# Written problem:
Count the lines in the items below that contain the string "traffic" and give only that number.

-------- Supplied entries

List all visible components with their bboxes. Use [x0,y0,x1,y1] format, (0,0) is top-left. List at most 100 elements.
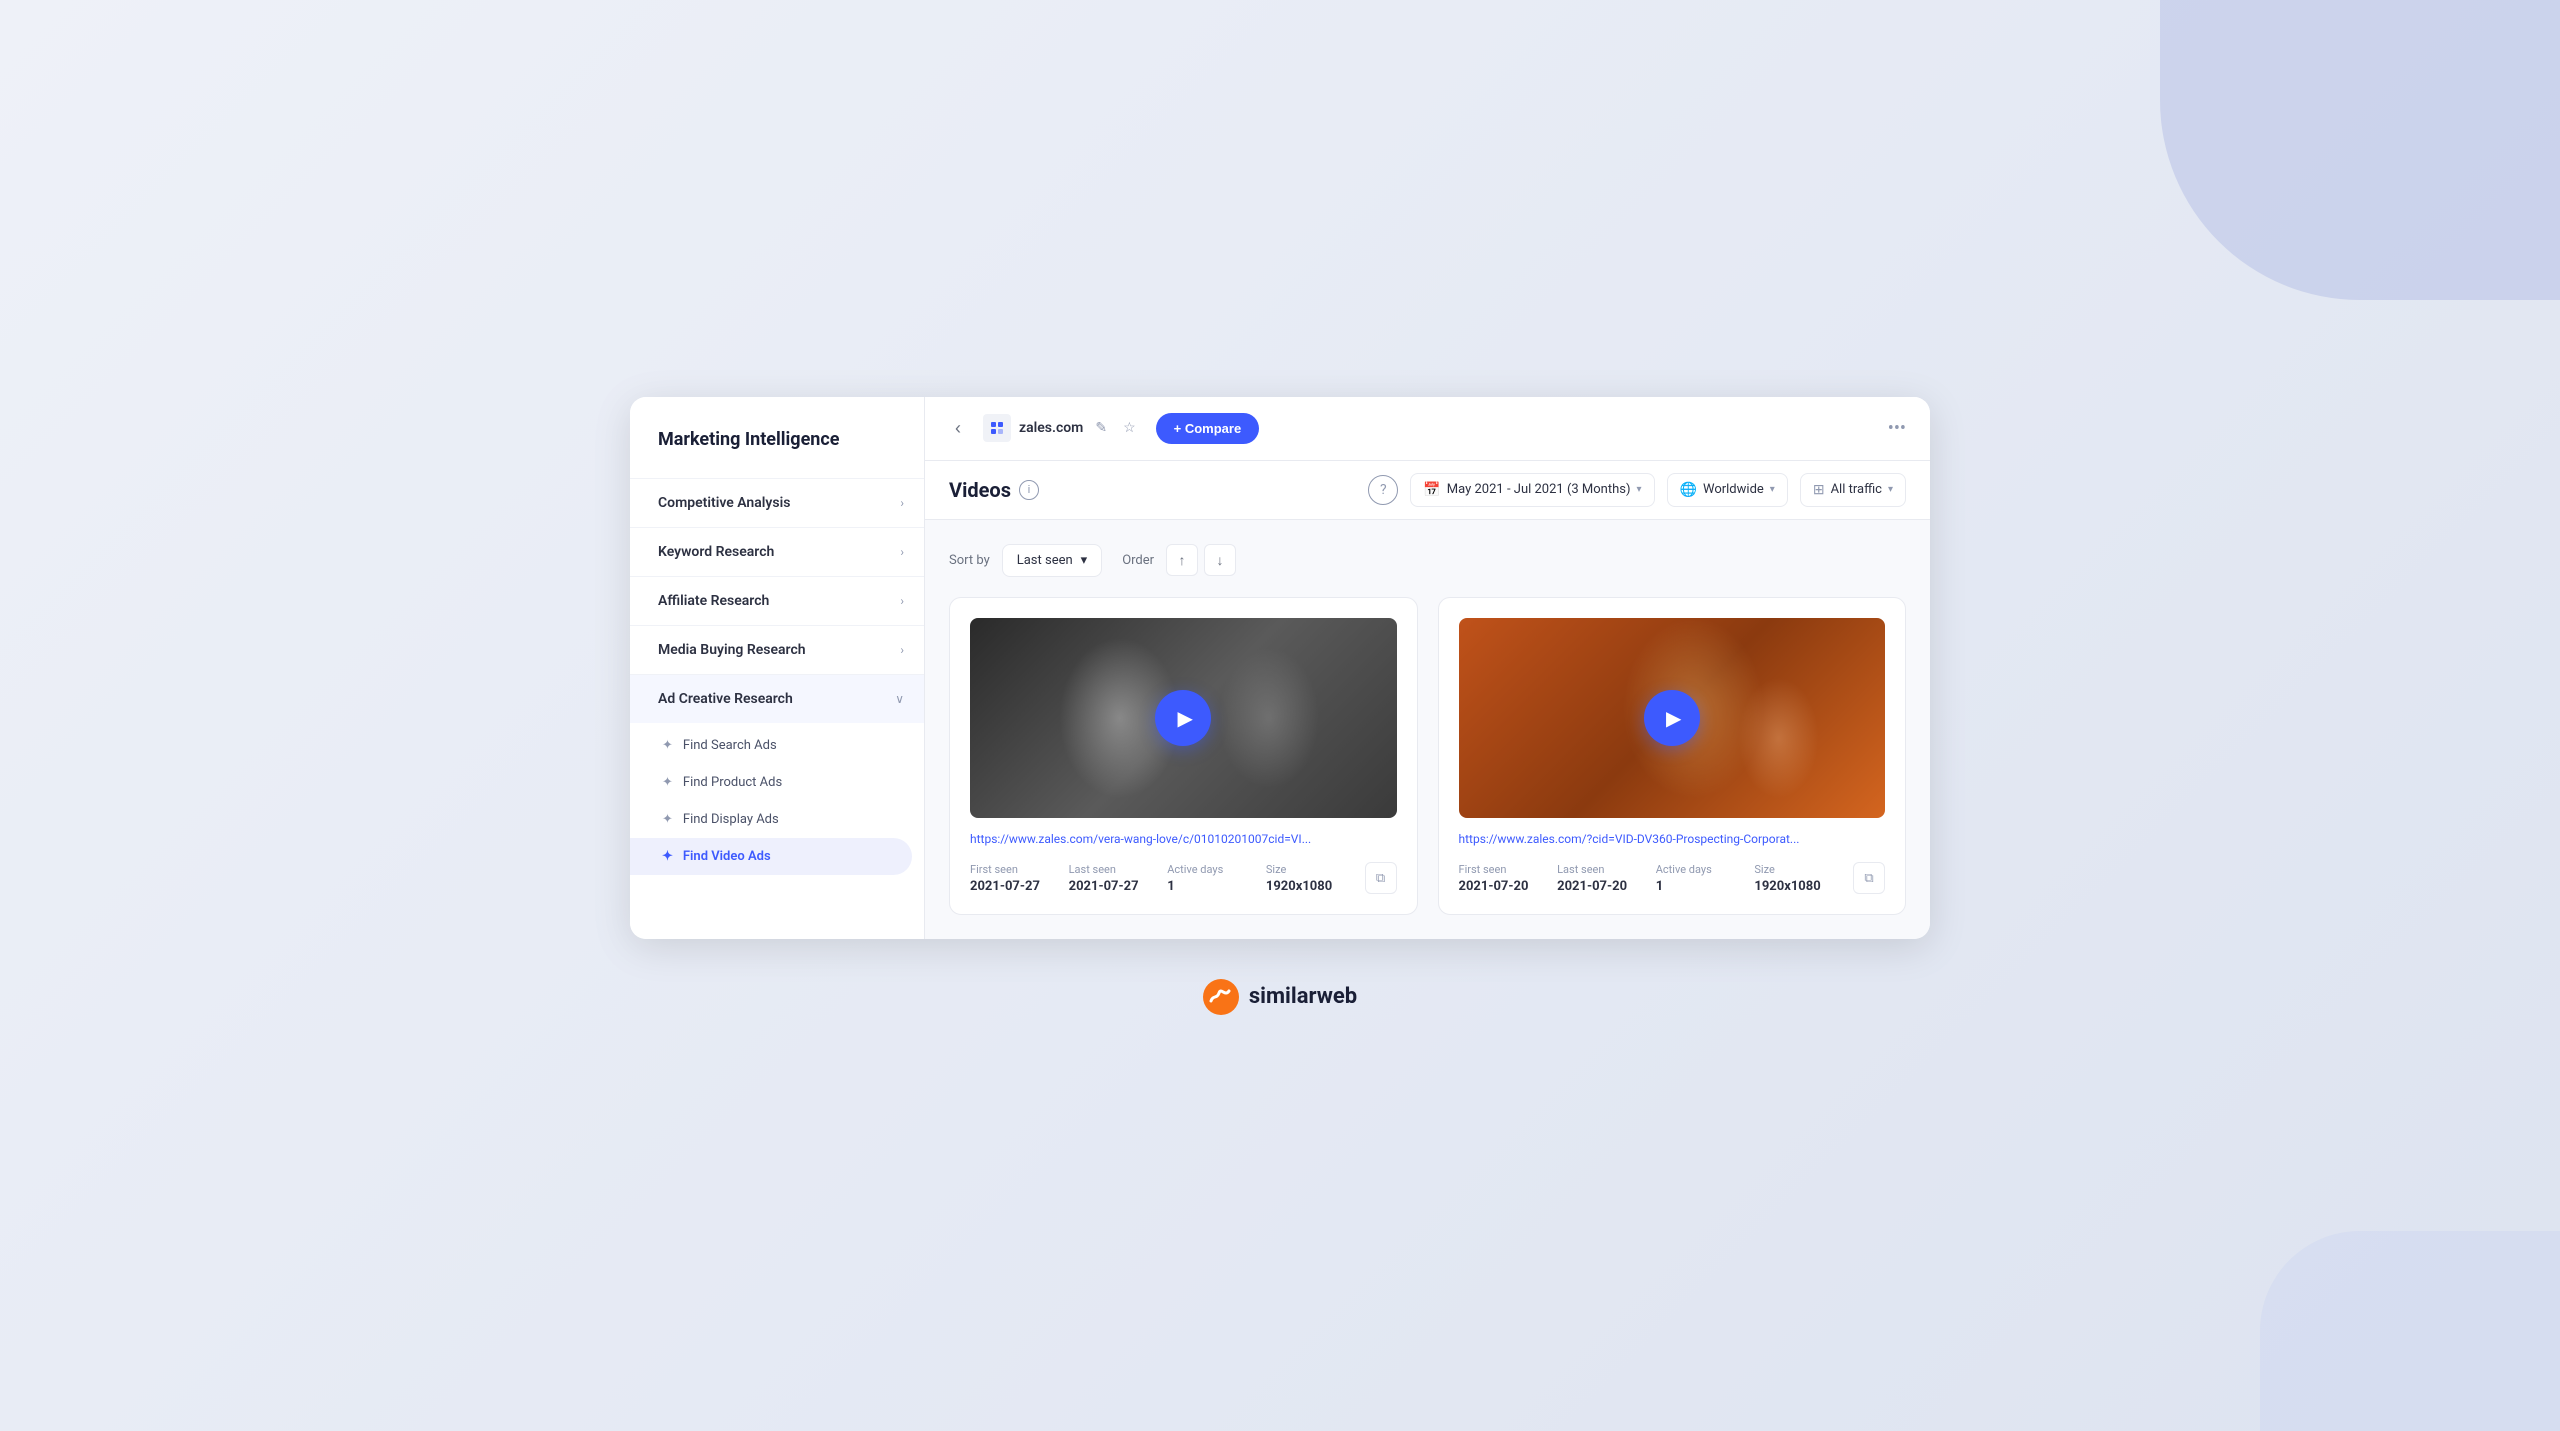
meta-first-seen-1: First seen 2021-07-27 [970,863,1069,894]
chevron-right-icon: › [900,594,904,608]
size-value: 1920x1080 [1266,879,1365,894]
video-meta-2: First seen 2021-07-20 Last seen 2021-07-… [1459,862,1886,894]
info-icon[interactable]: i [1019,480,1039,500]
last-seen-label: Last seen [1557,863,1656,876]
chevron-right-icon: › [900,496,904,510]
sidebar-item-affiliate-research[interactable]: Affiliate Research › [630,576,924,625]
traffic-filter[interactable]: ⊞ All traffic ▾ [1800,473,1906,507]
sidebar-nav-label: Ad Creative Research [658,691,793,707]
compare-button[interactable]: + Compare [1156,413,1260,444]
domain-section: zales.com ✎ ☆ [983,414,1140,442]
chevron-down-icon: ▾ [1770,484,1775,495]
active-days-label: Active days [1656,863,1755,876]
location-filter[interactable]: 🌐 Worldwide ▾ [1667,473,1788,507]
sidebar-nav-label: Media Buying Research [658,642,806,658]
sort-dropdown[interactable]: Last seen ▾ [1002,544,1102,577]
chevron-down-icon: ▾ [1637,484,1642,495]
meta-active-days-2: Active days 1 [1656,863,1755,894]
globe-icon: 🌐 [1680,482,1697,498]
video-thumbnail-1: ▶ [970,618,1397,818]
filter-bar: Videos i ? 📅 May 2021 - Jul 2021 (3 Mont… [925,461,1930,520]
size-label: Size [1754,863,1853,876]
bottom-logo: similarweb [1203,939,1357,1035]
sidebar-item-keyword-research[interactable]: Keyword Research › [630,527,924,576]
play-button-1[interactable]: ▶ [1155,690,1211,746]
video-grid: ▶ https://www.zales.com/vera-wang-love/c… [949,597,1906,915]
back-button[interactable]: ‹ [949,412,967,445]
sidebar-nav-label: Keyword Research [658,544,774,560]
domain-icon [983,414,1011,442]
play-icon: ▶ [1666,706,1681,730]
sidebar-item-ad-creative-research[interactable]: Ad Creative Research ∨ [630,674,924,723]
traffic-icon: ⊞ [1813,482,1825,498]
external-link-icon: ⧉ [1864,870,1873,886]
video-meta-1: First seen 2021-07-27 Last seen 2021-07-… [970,862,1397,894]
order-asc-button[interactable]: ↑ [1166,544,1198,576]
sort-by-label: Sort by [949,553,990,568]
more-options-icon[interactable]: ••• [1888,418,1906,439]
order-label: Order [1122,553,1154,568]
sub-item-label: Find Display Ads [683,812,779,827]
sort-bar: Sort by Last seen ▾ Order ↑ ↓ [949,544,1906,577]
last-seen-value: 2021-07-20 [1557,879,1656,894]
main-content: ‹ zales.com ✎ ☆ + Compare ••• [925,397,1930,939]
top-bar: ‹ zales.com ✎ ☆ + Compare ••• [925,397,1930,461]
page-title: Videos [949,478,1011,502]
sidebar-sub-item-find-video-ads[interactable]: ✦ Find Video Ads [630,838,912,875]
product-ads-icon: ✦ [662,775,673,790]
first-seen-value: 2021-07-20 [1459,879,1558,894]
play-button-2[interactable]: ▶ [1644,690,1700,746]
video-url-2[interactable]: https://www.zales.com/?cid=VID-DV360-Pro… [1459,832,1886,846]
chevron-right-icon: › [900,643,904,657]
meta-size-1: Size 1920x1080 [1266,863,1365,894]
date-filter[interactable]: 📅 May 2021 - Jul 2021 (3 Months) ▾ [1410,473,1654,507]
video-url-1[interactable]: https://www.zales.com/vera-wang-love/c/0… [970,832,1397,846]
star-icon[interactable]: ☆ [1119,416,1140,440]
traffic-label: All traffic [1831,482,1882,497]
sub-item-label: Find Search Ads [683,738,777,753]
similarweb-logo-text: similarweb [1249,984,1357,1009]
sidebar-item-media-buying-research[interactable]: Media Buying Research › [630,625,924,674]
sub-item-label: Find Video Ads [683,849,771,864]
video-ads-icon: ✦ [662,849,673,864]
order-desc-button[interactable]: ↓ [1204,544,1236,576]
order-buttons: ↑ ↓ [1166,544,1236,576]
video-card: ▶ https://www.zales.com/?cid=VID-DV360-P… [1438,597,1907,915]
first-seen-label: First seen [970,863,1069,876]
size-label: Size [1266,863,1365,876]
ad-creative-sub-menu: ✦ Find Search Ads ✦ Find Product Ads ✦ F… [630,723,924,879]
page-title-section: Videos i ? [949,475,1398,505]
first-seen-label: First seen [1459,863,1558,876]
external-link-button-2[interactable]: ⧉ [1853,862,1885,894]
video-thumbnail-2: ▶ [1459,618,1886,818]
sub-item-label: Find Product Ads [683,775,782,790]
sidebar-sub-item-find-search-ads[interactable]: ✦ Find Search Ads [630,727,924,764]
similarweb-logo-icon [1203,979,1239,1015]
sort-option-label: Last seen [1017,553,1073,568]
top-bar-right: ••• [1888,418,1906,439]
external-link-icon: ⧉ [1376,870,1385,886]
sidebar-sub-item-find-product-ads[interactable]: ✦ Find Product Ads [630,764,924,801]
sidebar: Marketing Intelligence Competitive Analy… [630,397,925,939]
sidebar-nav-label: Affiliate Research [658,593,769,609]
content-area: Sort by Last seen ▾ Order ↑ ↓ ▶ [925,520,1930,939]
sidebar-title: Marketing Intelligence [630,429,924,478]
active-days-value: 1 [1167,879,1266,894]
app-container: Marketing Intelligence Competitive Analy… [630,397,1930,939]
last-seen-value: 2021-07-27 [1069,879,1168,894]
date-range-label: May 2021 - Jul 2021 (3 Months) [1447,482,1631,497]
edit-icon[interactable]: ✎ [1091,416,1111,440]
external-link-button-1[interactable]: ⧉ [1365,862,1397,894]
chevron-down-icon: ▾ [1888,484,1893,495]
video-card: ▶ https://www.zales.com/vera-wang-love/c… [949,597,1418,915]
question-icon[interactable]: ? [1368,475,1398,505]
display-ads-icon: ✦ [662,812,673,827]
location-label: Worldwide [1703,482,1764,497]
play-icon: ▶ [1178,706,1193,730]
search-ads-icon: ✦ [662,738,673,753]
meta-last-seen-2: Last seen 2021-07-20 [1557,863,1656,894]
sidebar-nav-label: Competitive Analysis [658,495,790,511]
meta-first-seen-2: First seen 2021-07-20 [1459,863,1558,894]
sidebar-sub-item-find-display-ads[interactable]: ✦ Find Display Ads [630,801,924,838]
sidebar-item-competitive-analysis[interactable]: Competitive Analysis › [630,478,924,527]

----------------

# Written solution:
3